Challenge
Using the data below, repeat all of it precisely.

╭─ Given records

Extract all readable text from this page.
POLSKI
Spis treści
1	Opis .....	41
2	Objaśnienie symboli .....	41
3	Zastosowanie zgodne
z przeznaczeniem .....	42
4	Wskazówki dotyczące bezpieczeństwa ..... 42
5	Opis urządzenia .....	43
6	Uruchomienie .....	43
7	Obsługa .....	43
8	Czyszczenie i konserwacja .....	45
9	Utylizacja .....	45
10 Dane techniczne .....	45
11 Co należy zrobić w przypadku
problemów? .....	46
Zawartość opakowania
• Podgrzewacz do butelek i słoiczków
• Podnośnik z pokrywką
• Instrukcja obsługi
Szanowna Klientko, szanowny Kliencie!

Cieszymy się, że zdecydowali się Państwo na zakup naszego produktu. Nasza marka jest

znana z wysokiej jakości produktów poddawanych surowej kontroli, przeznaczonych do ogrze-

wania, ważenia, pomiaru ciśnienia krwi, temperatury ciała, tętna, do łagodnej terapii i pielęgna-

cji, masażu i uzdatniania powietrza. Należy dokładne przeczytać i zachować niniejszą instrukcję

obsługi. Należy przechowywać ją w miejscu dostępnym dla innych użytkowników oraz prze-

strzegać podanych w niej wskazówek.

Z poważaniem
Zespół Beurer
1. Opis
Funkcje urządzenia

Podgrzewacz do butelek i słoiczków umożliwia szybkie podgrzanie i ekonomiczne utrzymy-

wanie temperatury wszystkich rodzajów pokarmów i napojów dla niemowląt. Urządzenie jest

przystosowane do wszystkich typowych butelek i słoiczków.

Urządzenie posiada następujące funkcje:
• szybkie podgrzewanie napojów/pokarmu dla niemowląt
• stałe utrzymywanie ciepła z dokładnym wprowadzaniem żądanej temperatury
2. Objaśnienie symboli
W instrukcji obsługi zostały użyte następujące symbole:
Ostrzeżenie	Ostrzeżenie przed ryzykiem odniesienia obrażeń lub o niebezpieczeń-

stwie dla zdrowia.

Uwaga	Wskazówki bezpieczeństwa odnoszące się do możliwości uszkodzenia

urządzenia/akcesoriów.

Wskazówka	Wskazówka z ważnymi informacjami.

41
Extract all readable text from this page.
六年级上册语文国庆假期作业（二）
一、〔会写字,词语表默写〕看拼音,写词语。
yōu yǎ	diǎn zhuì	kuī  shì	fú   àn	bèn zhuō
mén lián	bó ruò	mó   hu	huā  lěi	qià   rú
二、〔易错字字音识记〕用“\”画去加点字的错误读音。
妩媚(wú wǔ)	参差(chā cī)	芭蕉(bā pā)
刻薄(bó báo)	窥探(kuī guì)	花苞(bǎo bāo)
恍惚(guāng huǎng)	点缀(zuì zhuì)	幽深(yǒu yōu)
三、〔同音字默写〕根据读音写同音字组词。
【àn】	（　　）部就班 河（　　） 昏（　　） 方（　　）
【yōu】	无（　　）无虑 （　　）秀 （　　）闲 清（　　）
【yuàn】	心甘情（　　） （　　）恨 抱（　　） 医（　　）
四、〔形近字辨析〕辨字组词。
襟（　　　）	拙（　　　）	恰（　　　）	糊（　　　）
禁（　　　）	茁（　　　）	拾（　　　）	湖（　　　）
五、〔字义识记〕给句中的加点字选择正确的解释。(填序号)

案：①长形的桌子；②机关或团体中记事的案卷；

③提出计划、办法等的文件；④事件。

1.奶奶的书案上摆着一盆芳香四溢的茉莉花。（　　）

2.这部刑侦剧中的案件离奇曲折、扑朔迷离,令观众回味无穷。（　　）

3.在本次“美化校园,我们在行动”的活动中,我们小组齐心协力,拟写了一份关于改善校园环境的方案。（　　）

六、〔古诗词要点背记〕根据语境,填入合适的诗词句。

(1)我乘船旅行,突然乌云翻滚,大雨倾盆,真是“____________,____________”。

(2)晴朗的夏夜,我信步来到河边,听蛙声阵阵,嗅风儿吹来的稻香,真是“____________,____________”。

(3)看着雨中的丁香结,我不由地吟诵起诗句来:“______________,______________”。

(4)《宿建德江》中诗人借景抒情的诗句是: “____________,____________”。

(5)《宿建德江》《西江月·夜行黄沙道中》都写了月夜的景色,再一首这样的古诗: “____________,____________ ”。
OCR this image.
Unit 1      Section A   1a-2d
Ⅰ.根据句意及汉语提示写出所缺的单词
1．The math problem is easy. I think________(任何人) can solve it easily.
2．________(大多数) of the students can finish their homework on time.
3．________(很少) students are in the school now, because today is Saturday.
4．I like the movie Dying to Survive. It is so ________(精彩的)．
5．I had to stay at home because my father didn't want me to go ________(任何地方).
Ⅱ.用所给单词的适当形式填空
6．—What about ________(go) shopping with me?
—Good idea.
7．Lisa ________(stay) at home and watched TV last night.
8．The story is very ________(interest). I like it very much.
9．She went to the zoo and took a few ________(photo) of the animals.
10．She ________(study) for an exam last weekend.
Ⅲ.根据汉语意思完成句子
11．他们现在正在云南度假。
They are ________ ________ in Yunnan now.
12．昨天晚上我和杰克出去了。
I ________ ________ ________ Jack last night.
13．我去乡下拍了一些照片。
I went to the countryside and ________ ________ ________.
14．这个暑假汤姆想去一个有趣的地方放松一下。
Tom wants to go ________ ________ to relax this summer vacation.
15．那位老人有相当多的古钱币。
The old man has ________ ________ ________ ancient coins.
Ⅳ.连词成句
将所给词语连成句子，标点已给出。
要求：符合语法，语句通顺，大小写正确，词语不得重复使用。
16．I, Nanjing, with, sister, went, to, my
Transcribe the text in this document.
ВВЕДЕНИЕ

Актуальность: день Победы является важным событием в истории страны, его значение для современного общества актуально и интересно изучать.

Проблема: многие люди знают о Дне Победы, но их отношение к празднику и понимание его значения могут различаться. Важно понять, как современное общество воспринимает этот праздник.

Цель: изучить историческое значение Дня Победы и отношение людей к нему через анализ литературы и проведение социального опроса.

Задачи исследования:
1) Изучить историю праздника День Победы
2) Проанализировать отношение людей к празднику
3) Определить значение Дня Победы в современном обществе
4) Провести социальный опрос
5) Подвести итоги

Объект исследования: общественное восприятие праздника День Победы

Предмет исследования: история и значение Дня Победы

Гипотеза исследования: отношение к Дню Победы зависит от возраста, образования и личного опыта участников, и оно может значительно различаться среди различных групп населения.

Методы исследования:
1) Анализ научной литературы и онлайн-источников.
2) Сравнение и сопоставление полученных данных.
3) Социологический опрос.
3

╰─

Correct response
Extract all readable text from this page.
POLSKI
Spis treści
1	Opis .....	41
2	Objaśnienie symboli .....	41
3	Zastosowanie zgodne
z przeznaczeniem .....	42
4	Wskazówki dotyczące bezpieczeństwa ..... 42
5	Opis urządzenia .....	43
6	Uruchomienie .....	43
7	Obsługa .....	43
8	Czyszczenie i konserwacja .....	45
9	Utylizacja .....	45
10 Dane techniczne .....	45
11 Co należy zrobić w przypadku
problemów? .....	46
Zawartość opakowania
• Podgrzewacz do butelek i słoiczków
• Podnośnik z pokrywką
• Instrukcja obsługi
Szanowna Klientko, szanowny Kliencie!

Cieszymy się, że zdecydowali się Państwo na zakup naszego produktu. Nasza marka jest

znana z wysokiej jakości produktów poddawanych surowej kontroli, przeznaczonych do ogrze-

wania, ważenia, pomiaru ciśnienia krwi, temperatury ciała, tętna, do łagodnej terapii i pielęgna-

cji, masażu i uzdatniania powietrza. Należy dokładne przeczytać i zachować niniejszą instrukcję

obsługi. Należy przechowywać ją w miejscu dostępnym dla innych użytkowników oraz prze-

strzegać podanych w niej wskazówek.

Z poważaniem
Zespół Beurer
1. Opis
Funkcje urządzenia

Podgrzewacz do butelek i słoiczków umożliwia szybkie podgrzanie i ekonomiczne utrzymy-

wanie temperatury wszystkich rodzajów pokarmów i napojów dla niemowląt. Urządzenie jest

przystosowane do wszystkich typowych butelek i słoiczków.

Urządzenie posiada następujące funkcje:
• szybkie podgrzewanie napojów/pokarmu dla niemowląt
• stałe utrzymywanie ciepła z dokładnym wprowadzaniem żądanej temperatury
2. Objaśnienie symboli
W instrukcji obsługi zostały użyte następujące symbole:
Ostrzeżenie	Ostrzeżenie przed ryzykiem odniesienia obrażeń lub o niebezpieczeń-

stwie dla zdrowia.

Uwaga	Wskazówki bezpieczeństwa odnoszące się do możliwości uszkodzenia

urządzenia/akcesoriów.

Wskazówka	Wskazówka z ważnymi informacjami.

41
Extract all readable text from this page.
六年级上册语文国庆假期作业（二）
一、〔会写字,词语表默写〕看拼音,写词语。
yōu yǎ	diǎn zhuì	kuī  shì	fú   àn	bèn zhuō
mén lián	bó ruò	mó   hu	huā  lěi	qià   rú
二、〔易错字字音识记〕用“\”画去加点字的错误读音。
妩媚(wú wǔ)	参差(chā cī)	芭蕉(bā pā)
刻薄(bó báo)	窥探(kuī guì)	花苞(bǎo bāo)
恍惚(guāng huǎng)	点缀(zuì zhuì)	幽深(yǒu yōu)
三、〔同音字默写〕根据读音写同音字组词。
【àn】	（　　）部就班 河（　　） 昏（　　） 方（　　）
【yōu】	无（　　）无虑 （　　）秀 （　　）闲 清（　　）
【yuàn】	心甘情（　　） （　　）恨 抱（　　） 医（　　）
四、〔形近字辨析〕辨字组词。
襟（　　　）	拙（　　　）	恰（　　　）	糊（　　　）
禁（　　　）	茁（　　　）	拾（　　　）	湖（　　　）
五、〔字义识记〕给句中的加点字选择正确的解释。(填序号)

案：①长形的桌子；②机关或团体中记事的案卷；

③提出计划、办法等的文件；④事件。

1.奶奶的书案上摆着一盆芳香四溢的茉莉花。（　　）

2.这部刑侦剧中的案件离奇曲折、扑朔迷离,令观众回味无穷。（　　）

3.在本次“美化校园,我们在行动”的活动中,我们小组齐心协力,拟写了一份关于改善校园环境的方案。（　　）

六、〔古诗词要点背记〕根据语境,填入合适的诗词句。

(1)我乘船旅行,突然乌云翻滚,大雨倾盆,真是“____________,____________”。

(2)晴朗的夏夜,我信步来到河边,听蛙声阵阵,嗅风儿吹来的稻香,真是“____________,____________”。

(3)看着雨中的丁香结,我不由地吟诵起诗句来:“______________,______________”。

(4)《宿建德江》中诗人借景抒情的诗句是: “____________,____________”。

(5)《宿建德江》《西江月·夜行黄沙道中》都写了月夜的景色,再一首这样的古诗: “____________,____________ ”。
OCR this image.
Unit 1      Section A   1a-2d
Ⅰ.根据句意及汉语提示写出所缺的单词
1．The math problem is easy. I think________(任何人) can solve it easily.
2．________(大多数) of the students can finish their homework on time.
3．________(很少) students are in the school now, because today is Saturday.
4．I like the movie Dying to Survive. It is so ________(精彩的)．
5．I had to stay at home because my father didn't want me to go ________(任何地方).
Ⅱ.用所给单词的适当形式填空
6．—What about ________(go) shopping with me?
—Good idea.
7．Lisa ________(stay) at home and watched TV last night.
8．The story is very ________(interest). I like it very much.
9．She went to the zoo and took a few ________(photo) of the animals.
10．She ________(study) for an exam last weekend.
Ⅲ.根据汉语意思完成句子
11．他们现在正在云南度假。
They are ________ ________ in Yunnan now.
12．昨天晚上我和杰克出去了。
I ________ ________ ________ Jack last night.
13．我去乡下拍了一些照片。
I went to the countryside and ________ ________ ________.
14．这个暑假汤姆想去一个有趣的地方放松一下。
Tom wants to go ________ ________ to relax this summer vacation.
15．那位老人有相当多的古钱币。
The old man has ________ ________ ________ ancient coins.
Ⅳ.连词成句
将所给词语连成句子，标点已给出。
要求：符合语法，语句通顺，大小写正确，词语不得重复使用。
16．I, Nanjing, with, sister, went, to, my
Transcribe the text in this document.
ВВЕДЕНИЕ

Актуальность: день Победы является важным событием в истории страны, его значение для современного общества актуально и интересно изучать.

Проблема: многие люди знают о Дне Победы, но их отношение к празднику и понимание его значения могут различаться. Важно понять, как современное общество воспринимает этот праздник.

Цель: изучить историческое значение Дня Победы и отношение людей к нему через анализ литературы и проведение социального опроса.

Задачи исследования:
1) Изучить историю праздника День Победы
2) Проанализировать отношение людей к празднику
3) Определить значение Дня Победы в современном обществе
4) Провести социальный опрос
5) Подвести итоги

Объект исследования: общественное восприятие праздника День Победы

Предмет исследования: история и значение Дня Победы

Гипотеза исследования: отношение к Дню Победы зависит от возраста, образования и личного опыта участников, и оно может значительно различаться среди различных групп населения.

Методы исследования:
1) Анализ научной литературы и онлайн-источников.
2) Сравнение и сопоставление полученных данных.
3) Социологический опрос.
3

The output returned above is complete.